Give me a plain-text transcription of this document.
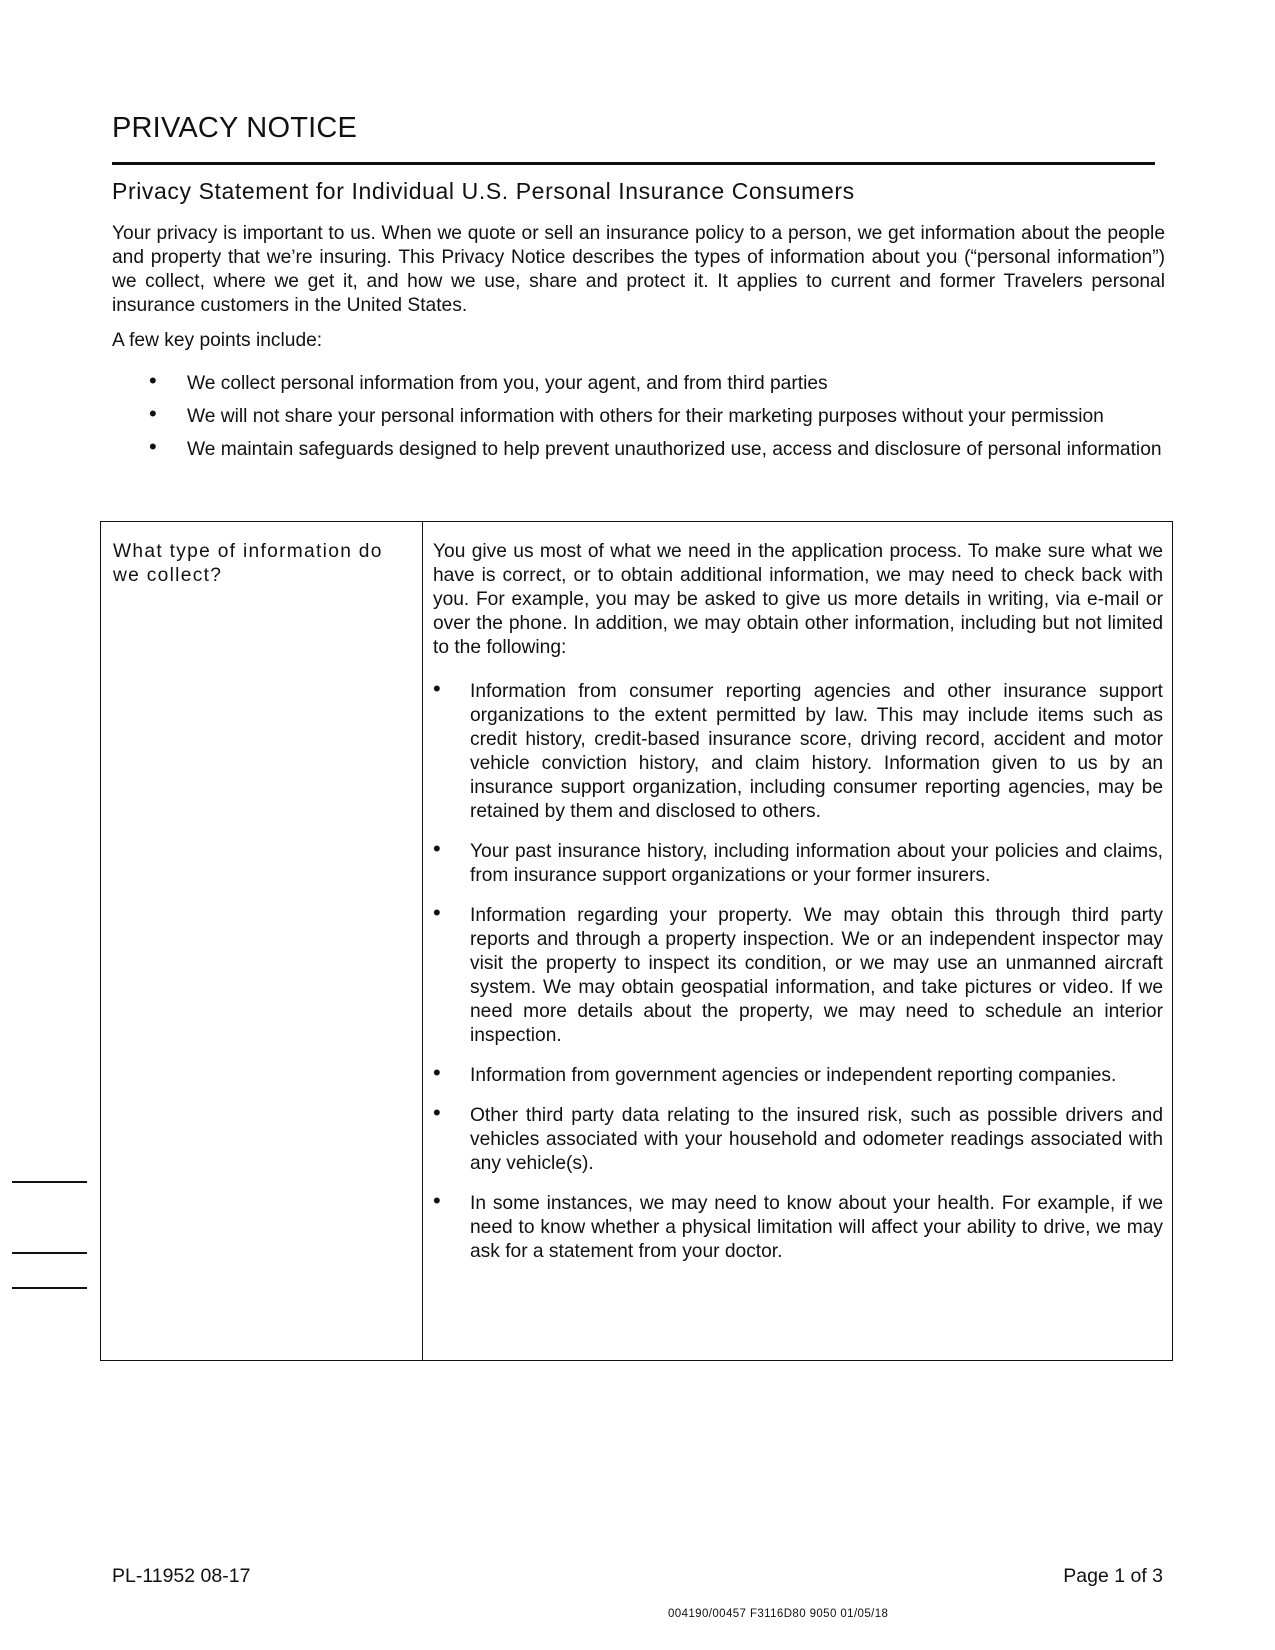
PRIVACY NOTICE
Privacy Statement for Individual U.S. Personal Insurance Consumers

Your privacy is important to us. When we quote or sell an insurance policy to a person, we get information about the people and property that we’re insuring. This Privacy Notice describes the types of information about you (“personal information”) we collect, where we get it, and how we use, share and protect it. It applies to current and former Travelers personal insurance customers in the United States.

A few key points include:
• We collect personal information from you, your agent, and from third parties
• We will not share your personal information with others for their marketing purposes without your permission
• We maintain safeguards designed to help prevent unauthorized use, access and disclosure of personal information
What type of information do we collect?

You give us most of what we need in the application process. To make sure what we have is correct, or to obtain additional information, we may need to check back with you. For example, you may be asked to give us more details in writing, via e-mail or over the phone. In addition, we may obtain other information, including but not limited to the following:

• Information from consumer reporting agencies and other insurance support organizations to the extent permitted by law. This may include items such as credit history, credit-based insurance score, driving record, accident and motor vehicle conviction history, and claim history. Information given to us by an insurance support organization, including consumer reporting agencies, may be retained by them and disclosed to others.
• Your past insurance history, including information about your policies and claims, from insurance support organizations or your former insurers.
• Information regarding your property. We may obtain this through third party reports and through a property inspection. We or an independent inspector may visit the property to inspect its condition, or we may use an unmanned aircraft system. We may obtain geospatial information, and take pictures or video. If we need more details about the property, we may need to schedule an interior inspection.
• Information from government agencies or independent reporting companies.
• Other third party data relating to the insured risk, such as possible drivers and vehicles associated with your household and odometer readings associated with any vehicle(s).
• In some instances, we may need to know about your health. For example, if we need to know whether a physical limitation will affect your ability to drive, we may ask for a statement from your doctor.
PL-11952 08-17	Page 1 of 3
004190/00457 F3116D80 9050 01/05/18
============================================================
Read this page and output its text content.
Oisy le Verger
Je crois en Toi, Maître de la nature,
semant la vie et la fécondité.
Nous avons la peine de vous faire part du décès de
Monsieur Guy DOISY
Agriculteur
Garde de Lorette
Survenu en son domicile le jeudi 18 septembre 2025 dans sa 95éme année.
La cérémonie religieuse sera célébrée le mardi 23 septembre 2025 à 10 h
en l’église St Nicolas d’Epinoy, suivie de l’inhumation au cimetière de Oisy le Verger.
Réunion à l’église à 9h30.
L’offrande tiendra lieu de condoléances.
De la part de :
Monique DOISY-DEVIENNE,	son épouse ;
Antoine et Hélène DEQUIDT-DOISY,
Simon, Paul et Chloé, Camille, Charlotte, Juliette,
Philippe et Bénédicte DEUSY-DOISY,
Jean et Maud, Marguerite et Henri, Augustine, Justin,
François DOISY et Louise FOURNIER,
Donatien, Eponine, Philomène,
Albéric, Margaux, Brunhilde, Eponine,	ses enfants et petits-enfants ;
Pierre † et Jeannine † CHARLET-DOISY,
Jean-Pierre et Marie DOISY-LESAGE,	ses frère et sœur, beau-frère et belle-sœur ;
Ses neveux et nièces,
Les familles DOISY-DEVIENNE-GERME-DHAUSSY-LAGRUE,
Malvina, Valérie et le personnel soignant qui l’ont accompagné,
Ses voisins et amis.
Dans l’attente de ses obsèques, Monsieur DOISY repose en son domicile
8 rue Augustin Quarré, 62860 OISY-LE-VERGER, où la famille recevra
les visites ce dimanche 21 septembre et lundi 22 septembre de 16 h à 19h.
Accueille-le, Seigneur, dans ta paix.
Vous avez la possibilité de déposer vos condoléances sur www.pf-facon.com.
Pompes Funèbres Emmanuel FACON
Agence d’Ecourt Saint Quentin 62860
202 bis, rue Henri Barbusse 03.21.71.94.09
============================================================
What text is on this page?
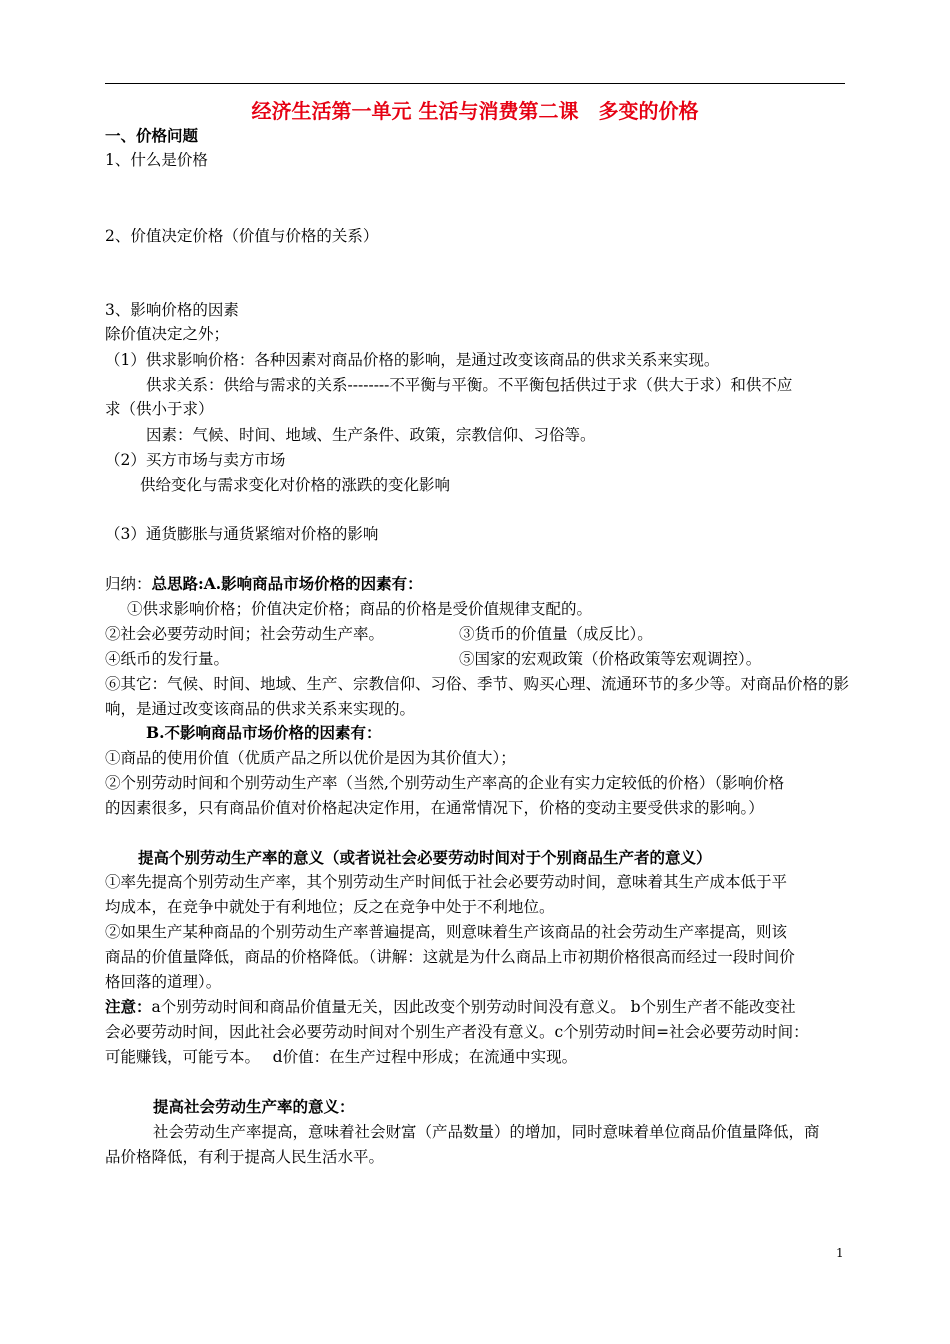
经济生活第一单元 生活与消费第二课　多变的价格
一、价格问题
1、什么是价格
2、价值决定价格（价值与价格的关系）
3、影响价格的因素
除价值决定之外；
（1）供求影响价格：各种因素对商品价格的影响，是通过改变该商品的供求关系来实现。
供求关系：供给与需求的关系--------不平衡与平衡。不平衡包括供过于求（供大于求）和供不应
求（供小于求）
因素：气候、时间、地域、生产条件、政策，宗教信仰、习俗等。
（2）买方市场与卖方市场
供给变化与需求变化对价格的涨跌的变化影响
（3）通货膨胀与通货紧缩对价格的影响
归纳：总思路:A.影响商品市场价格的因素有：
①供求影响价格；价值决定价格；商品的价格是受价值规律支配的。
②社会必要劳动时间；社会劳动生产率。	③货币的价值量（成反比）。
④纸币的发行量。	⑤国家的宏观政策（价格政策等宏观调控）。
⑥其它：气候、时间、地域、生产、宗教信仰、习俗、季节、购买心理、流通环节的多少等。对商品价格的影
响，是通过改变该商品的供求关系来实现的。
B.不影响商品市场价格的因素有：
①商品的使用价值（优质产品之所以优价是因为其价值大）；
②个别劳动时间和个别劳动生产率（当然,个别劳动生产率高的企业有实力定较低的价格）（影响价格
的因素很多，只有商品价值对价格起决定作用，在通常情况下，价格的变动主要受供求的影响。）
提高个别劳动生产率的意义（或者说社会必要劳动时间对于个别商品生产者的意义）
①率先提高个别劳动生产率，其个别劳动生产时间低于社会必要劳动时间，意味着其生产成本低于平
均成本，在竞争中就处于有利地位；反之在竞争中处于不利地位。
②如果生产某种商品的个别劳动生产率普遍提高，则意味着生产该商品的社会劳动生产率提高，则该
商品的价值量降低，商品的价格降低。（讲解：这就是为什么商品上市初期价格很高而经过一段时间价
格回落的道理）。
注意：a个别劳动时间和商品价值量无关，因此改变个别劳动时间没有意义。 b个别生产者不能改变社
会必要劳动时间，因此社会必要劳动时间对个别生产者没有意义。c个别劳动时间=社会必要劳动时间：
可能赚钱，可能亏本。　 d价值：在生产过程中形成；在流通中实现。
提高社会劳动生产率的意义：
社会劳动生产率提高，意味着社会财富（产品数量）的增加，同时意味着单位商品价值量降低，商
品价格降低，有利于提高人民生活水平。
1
============================================================
Gather every line containing the word "collect" and copy it.

Your privacy is important to us. When we quote or sell an insurance policy to a person, we get information about the people and property that we’re insuring. This Privacy Notice describes the types of information about you (“personal information”) we collect, where we get it, and how we use, share and protect it. It applies to current and former Travelers personal insurance customers in the United States.
• We collect personal information from you, your agent, and from third parties
What type of information do we collect?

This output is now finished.